=== Source material ===

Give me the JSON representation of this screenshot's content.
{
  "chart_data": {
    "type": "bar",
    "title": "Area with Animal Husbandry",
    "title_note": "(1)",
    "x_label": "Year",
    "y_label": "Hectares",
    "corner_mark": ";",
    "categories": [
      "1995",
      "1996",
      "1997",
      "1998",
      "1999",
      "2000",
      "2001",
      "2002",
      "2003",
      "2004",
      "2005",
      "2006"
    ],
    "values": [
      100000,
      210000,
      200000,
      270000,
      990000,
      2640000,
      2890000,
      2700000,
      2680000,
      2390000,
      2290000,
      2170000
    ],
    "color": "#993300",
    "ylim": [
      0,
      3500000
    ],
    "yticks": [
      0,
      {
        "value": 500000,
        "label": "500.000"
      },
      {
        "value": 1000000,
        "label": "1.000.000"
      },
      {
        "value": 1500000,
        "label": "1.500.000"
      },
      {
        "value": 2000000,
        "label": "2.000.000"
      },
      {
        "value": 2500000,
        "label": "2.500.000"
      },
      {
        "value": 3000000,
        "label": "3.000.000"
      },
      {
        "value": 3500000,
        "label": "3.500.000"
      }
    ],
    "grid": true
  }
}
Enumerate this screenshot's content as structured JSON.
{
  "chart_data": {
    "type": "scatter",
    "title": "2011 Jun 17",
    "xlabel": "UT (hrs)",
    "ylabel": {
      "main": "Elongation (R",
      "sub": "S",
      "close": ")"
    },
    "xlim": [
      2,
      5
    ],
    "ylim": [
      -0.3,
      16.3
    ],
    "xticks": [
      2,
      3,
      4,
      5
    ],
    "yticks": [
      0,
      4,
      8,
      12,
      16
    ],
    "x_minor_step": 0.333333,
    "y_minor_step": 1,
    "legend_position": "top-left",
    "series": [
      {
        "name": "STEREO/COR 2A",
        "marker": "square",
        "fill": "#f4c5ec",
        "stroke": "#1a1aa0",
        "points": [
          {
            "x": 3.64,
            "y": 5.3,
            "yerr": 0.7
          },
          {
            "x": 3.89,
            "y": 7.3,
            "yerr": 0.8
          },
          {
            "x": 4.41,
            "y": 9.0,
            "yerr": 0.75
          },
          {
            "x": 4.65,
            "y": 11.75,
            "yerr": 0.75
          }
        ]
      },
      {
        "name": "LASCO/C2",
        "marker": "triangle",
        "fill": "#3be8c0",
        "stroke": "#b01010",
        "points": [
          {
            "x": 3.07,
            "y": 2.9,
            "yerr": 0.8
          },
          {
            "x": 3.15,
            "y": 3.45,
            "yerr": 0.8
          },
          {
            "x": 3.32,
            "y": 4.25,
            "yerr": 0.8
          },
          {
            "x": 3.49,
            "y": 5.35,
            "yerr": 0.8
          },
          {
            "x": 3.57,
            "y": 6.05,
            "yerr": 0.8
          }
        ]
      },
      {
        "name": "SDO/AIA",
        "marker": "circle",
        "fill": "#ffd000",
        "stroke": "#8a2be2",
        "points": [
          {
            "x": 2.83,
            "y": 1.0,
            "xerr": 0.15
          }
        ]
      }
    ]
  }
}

===

__Exercise goal__: Tally up the lines holding the string "name" in this listing, and report the total alone.

__Exercise response__: 3